Records provided:
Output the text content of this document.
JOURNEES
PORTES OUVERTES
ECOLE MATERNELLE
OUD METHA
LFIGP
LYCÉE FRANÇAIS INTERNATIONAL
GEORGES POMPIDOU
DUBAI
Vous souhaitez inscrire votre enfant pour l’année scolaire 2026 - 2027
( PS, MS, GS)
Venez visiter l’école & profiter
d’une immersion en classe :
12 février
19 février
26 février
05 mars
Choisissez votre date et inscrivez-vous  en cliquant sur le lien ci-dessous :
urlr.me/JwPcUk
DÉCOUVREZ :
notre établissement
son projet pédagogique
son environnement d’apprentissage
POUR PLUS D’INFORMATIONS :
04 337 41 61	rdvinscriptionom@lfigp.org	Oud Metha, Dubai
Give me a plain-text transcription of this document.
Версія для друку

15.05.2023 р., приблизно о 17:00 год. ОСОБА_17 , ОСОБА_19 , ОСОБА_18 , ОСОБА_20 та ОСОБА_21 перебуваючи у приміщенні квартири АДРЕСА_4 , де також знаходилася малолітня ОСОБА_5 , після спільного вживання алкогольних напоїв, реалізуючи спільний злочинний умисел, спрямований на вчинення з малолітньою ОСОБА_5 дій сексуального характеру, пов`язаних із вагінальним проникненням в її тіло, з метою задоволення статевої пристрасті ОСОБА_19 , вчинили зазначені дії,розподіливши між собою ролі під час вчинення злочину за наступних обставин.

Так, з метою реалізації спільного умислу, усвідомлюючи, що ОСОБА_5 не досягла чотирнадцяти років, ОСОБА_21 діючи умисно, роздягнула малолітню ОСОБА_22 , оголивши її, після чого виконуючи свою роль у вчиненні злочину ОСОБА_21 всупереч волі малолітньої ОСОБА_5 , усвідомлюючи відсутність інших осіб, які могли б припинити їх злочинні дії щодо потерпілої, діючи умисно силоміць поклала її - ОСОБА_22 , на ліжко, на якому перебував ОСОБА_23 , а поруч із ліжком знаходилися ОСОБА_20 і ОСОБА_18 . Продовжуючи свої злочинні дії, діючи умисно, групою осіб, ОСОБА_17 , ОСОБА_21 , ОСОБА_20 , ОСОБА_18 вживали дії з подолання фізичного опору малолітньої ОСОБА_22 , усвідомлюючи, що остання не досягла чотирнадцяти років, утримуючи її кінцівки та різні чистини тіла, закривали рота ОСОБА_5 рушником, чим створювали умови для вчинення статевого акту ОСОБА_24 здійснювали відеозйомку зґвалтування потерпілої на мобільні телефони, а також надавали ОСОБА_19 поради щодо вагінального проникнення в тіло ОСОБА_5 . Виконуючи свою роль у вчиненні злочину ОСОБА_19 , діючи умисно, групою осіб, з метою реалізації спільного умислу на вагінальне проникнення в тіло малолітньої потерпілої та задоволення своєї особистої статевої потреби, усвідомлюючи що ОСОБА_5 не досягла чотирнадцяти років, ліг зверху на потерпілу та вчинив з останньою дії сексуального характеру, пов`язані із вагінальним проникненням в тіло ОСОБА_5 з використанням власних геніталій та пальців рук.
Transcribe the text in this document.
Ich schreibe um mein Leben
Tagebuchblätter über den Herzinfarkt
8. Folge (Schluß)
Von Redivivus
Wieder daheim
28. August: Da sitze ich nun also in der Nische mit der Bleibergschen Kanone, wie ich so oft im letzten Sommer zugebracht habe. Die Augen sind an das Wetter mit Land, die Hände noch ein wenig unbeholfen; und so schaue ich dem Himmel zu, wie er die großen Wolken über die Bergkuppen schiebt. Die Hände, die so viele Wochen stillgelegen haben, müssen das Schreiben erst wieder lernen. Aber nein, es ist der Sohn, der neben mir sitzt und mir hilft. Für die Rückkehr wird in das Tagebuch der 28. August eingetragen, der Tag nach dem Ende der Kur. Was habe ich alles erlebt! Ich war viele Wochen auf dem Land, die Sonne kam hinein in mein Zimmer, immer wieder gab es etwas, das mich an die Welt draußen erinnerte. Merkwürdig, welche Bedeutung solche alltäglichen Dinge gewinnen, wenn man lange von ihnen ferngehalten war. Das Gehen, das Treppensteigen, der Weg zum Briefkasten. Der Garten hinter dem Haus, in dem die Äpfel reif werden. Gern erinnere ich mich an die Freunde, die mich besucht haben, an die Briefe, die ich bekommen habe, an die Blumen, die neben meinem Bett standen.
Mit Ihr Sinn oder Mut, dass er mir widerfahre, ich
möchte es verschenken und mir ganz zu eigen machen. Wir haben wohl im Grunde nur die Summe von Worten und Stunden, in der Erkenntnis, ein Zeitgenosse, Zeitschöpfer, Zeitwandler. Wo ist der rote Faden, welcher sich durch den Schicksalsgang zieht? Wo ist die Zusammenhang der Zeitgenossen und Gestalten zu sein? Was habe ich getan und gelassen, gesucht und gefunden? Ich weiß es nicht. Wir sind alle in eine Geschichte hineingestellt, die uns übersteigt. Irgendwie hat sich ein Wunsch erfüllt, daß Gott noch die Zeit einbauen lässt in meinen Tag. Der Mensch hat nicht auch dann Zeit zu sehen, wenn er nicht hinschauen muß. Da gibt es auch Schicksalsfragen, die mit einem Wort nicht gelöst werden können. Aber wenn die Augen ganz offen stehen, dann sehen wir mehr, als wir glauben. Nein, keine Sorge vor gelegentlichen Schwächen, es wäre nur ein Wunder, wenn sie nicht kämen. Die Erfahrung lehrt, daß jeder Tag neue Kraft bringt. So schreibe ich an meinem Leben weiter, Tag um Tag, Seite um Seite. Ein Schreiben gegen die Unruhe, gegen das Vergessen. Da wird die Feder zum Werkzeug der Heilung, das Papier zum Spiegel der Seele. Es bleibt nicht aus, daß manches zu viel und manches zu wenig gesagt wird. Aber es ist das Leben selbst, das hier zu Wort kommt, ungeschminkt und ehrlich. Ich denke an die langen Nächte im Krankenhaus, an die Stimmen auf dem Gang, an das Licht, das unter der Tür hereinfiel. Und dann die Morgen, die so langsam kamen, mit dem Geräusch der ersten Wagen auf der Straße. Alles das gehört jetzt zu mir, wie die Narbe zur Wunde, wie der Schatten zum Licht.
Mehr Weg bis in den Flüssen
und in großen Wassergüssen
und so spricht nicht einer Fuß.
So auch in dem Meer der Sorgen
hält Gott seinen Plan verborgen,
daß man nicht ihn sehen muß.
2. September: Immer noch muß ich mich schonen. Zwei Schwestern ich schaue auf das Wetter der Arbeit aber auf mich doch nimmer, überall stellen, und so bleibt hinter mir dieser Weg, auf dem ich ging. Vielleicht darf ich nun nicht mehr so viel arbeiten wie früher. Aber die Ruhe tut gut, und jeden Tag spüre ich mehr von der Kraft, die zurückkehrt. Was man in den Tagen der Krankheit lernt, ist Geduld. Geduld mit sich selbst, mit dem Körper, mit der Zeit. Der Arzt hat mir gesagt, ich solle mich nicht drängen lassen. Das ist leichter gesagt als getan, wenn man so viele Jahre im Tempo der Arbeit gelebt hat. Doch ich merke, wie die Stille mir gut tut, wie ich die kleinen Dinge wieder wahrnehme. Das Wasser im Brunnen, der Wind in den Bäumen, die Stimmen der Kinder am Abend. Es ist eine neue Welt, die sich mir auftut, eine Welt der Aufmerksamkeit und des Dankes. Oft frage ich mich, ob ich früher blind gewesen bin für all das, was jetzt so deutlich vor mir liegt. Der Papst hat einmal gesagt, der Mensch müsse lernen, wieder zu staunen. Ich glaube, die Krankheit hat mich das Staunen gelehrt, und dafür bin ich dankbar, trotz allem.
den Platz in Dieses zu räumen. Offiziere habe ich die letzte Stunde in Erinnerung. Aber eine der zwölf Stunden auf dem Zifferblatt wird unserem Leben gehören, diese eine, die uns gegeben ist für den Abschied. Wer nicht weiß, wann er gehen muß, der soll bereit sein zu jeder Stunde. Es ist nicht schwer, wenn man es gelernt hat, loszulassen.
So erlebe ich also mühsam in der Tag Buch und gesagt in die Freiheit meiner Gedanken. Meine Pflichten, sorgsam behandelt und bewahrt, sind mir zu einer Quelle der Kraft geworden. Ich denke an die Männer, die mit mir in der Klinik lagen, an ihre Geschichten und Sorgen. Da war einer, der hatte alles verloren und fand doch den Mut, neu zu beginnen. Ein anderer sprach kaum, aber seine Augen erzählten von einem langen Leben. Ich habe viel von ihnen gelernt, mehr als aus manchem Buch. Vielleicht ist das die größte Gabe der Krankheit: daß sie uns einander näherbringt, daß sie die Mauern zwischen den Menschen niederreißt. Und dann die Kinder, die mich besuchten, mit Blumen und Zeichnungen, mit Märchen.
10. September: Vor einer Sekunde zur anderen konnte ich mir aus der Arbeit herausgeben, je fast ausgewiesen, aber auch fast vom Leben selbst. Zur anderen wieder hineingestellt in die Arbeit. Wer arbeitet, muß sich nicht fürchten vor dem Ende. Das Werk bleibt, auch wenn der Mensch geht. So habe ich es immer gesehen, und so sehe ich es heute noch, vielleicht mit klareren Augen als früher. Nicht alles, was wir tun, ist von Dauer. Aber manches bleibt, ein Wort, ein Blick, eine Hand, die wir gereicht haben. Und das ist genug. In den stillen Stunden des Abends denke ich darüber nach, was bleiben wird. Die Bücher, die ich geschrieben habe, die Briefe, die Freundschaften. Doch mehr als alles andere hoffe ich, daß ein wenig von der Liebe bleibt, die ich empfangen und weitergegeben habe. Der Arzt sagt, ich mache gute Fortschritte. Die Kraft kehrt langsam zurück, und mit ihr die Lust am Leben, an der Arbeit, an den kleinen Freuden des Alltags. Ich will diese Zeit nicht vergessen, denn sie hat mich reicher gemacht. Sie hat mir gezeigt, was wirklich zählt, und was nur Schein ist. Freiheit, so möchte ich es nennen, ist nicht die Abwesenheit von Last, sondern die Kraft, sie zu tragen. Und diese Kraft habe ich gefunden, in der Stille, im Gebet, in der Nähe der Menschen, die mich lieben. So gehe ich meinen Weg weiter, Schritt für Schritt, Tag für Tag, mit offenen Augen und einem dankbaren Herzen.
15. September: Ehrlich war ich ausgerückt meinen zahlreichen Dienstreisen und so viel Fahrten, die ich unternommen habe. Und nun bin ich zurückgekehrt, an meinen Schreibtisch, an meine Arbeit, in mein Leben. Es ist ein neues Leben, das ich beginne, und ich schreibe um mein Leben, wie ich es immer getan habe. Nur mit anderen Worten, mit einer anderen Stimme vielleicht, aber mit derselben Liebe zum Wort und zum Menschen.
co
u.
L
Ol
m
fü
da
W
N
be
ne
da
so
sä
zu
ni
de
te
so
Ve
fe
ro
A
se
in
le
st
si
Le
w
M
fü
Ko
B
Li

Instructions for the task: Say, as a bare number, how many lines in the entries above include the string "votre".

Response to this task: 2